## Record excerpts
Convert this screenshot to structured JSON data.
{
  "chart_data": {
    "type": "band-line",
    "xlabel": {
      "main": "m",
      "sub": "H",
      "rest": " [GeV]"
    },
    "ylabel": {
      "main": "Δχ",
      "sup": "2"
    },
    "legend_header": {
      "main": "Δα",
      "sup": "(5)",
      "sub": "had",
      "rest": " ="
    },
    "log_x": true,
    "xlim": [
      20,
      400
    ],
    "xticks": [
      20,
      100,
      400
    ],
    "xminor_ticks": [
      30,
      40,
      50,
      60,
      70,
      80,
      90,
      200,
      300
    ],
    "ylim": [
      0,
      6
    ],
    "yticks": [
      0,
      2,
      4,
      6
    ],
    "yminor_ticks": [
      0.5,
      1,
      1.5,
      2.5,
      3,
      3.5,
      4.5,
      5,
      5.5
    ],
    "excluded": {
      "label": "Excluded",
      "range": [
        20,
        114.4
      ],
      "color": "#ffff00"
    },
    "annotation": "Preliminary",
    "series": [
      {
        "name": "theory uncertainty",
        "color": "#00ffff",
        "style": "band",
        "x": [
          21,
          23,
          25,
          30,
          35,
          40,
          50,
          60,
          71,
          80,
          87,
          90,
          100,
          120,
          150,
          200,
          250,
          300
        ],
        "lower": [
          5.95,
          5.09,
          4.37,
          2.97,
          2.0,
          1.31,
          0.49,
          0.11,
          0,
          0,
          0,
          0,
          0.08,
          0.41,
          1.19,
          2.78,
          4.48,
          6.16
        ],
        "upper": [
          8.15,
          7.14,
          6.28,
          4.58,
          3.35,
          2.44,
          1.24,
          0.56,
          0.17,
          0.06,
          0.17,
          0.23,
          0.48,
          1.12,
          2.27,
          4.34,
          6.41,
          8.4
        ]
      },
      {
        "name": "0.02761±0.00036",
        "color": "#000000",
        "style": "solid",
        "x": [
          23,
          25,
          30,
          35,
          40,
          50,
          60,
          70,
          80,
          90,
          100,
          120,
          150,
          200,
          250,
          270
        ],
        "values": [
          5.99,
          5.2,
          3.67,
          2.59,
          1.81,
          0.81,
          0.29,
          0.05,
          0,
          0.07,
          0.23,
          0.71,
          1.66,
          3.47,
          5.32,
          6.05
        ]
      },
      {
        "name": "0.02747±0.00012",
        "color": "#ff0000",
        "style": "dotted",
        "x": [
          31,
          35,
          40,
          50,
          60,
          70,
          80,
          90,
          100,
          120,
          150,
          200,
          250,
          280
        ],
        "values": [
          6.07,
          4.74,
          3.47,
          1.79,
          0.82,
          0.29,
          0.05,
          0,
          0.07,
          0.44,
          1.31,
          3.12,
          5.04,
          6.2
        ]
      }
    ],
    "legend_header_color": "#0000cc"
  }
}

## Exercise task
Only a number is wanted: how many lines contain the word "style"?

## Response for this exercise
3